What needs to be done >> Report how many lines in the records hold the string "审批已通过"; give the number and nothing else.

A run of records

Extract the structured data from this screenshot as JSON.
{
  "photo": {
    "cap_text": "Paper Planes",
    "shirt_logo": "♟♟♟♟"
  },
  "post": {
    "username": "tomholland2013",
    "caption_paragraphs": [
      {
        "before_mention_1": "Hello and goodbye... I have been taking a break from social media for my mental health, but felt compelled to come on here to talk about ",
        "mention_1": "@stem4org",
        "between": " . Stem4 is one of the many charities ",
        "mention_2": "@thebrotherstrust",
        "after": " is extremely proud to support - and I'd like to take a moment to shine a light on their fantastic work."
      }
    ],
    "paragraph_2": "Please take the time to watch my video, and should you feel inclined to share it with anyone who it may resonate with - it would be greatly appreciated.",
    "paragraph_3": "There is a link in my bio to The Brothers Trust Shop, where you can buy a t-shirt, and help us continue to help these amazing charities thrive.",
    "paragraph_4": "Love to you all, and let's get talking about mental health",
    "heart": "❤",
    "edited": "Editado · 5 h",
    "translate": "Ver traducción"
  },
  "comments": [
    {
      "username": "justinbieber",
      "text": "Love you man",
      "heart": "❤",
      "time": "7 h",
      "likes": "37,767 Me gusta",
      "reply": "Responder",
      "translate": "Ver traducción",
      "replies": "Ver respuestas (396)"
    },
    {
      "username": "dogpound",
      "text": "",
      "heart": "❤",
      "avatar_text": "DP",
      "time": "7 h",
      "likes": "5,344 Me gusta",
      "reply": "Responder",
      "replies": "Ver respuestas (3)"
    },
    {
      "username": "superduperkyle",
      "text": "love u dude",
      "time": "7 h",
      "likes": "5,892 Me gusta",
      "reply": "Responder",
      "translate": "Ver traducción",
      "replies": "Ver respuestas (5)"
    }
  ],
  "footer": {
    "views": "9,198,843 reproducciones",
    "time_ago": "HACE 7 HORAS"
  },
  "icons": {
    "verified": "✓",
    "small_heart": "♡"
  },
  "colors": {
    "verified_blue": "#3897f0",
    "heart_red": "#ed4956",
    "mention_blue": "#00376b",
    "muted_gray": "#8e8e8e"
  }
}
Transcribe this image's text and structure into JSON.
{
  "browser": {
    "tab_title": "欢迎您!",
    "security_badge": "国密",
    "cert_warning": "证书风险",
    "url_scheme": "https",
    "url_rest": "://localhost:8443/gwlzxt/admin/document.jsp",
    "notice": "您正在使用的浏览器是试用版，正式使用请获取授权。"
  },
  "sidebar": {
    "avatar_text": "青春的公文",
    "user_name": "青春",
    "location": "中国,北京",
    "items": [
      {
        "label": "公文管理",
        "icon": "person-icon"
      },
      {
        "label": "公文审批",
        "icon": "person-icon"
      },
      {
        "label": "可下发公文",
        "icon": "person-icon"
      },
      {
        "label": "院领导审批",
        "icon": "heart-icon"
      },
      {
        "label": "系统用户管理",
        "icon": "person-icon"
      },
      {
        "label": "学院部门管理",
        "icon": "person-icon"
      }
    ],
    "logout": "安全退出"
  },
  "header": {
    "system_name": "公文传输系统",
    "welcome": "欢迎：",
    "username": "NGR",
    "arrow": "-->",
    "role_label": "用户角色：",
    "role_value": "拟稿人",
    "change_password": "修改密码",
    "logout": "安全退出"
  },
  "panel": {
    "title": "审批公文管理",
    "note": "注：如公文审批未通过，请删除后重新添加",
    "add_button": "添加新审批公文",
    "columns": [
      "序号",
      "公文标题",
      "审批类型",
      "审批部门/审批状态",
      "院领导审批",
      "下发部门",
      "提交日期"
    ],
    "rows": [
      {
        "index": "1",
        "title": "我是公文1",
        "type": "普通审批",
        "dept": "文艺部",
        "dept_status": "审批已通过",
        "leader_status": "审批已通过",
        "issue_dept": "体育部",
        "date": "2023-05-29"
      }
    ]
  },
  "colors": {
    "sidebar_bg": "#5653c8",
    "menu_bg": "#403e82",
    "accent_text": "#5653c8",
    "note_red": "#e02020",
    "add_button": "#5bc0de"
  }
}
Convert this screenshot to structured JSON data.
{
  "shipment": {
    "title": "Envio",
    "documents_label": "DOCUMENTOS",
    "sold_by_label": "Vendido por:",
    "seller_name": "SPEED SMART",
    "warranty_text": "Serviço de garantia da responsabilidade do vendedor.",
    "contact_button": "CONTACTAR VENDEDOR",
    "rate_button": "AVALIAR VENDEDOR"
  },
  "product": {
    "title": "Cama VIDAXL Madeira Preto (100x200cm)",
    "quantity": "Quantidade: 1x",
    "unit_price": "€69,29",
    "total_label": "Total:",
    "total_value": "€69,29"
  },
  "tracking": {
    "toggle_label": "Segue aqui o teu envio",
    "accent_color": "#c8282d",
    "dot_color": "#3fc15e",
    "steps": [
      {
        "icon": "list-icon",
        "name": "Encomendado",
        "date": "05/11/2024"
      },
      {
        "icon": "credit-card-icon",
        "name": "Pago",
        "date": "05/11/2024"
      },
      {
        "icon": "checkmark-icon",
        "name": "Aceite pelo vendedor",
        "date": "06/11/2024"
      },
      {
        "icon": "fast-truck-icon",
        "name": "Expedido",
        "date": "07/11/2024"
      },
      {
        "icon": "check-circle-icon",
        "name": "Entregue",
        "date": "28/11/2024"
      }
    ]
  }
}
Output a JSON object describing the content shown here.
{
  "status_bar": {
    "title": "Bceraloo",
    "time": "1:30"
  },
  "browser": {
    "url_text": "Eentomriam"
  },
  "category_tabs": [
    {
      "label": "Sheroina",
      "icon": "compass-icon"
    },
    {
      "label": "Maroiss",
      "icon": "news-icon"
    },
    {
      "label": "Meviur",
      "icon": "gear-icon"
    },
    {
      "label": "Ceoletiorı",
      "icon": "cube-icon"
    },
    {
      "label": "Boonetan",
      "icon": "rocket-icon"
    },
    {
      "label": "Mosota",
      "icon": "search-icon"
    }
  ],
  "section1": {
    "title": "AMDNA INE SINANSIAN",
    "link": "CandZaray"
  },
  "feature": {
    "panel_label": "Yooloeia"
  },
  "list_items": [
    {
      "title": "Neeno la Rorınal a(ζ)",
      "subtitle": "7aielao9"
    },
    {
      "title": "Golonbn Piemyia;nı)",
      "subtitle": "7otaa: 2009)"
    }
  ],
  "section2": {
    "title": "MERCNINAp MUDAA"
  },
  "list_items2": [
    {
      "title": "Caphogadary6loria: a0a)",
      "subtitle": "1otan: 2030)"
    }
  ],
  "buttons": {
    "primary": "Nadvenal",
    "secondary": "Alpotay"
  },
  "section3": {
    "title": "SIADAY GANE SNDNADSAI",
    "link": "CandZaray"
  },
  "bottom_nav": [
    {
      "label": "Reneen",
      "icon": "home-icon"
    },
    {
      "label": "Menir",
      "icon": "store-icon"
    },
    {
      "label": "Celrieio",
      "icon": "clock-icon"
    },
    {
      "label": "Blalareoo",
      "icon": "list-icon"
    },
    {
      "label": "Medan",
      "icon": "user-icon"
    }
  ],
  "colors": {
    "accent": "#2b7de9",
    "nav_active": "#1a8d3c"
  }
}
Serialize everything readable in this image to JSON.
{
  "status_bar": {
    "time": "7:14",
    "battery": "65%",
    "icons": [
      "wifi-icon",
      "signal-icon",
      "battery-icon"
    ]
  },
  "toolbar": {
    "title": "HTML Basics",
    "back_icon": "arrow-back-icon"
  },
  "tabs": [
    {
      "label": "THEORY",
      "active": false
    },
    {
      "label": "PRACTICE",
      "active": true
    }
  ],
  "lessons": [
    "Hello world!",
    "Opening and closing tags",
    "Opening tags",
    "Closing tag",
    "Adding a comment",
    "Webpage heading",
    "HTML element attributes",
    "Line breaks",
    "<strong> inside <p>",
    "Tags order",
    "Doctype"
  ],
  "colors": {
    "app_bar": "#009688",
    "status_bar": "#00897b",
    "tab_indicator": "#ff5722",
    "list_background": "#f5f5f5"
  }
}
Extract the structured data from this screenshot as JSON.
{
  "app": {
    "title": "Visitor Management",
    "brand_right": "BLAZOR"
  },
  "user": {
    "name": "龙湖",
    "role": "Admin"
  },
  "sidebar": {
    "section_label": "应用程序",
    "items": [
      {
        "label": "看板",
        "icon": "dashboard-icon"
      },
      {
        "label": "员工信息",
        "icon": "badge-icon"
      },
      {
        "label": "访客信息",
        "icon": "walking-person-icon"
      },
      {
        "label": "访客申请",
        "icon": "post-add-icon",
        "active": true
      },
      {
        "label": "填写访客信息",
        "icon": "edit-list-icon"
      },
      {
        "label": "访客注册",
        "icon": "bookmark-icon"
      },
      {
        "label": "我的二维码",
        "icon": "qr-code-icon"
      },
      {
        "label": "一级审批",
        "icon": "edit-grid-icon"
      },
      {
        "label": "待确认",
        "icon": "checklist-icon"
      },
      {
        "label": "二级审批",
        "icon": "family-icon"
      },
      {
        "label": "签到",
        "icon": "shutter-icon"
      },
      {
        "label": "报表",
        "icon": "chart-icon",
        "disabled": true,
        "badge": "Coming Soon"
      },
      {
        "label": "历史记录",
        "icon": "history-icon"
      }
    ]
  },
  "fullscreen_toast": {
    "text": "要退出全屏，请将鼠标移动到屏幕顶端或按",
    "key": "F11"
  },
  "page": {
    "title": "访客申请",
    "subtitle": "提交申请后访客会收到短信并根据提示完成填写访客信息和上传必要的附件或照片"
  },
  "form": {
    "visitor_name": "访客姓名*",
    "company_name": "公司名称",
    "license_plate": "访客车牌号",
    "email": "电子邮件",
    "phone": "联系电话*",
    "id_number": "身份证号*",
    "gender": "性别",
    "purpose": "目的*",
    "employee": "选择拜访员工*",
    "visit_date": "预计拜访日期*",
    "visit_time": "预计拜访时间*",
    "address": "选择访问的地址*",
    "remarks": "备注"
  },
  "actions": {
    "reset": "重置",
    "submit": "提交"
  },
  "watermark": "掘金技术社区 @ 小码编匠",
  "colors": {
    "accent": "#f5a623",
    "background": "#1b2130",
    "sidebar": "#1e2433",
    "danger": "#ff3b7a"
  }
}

Exercise result >> 2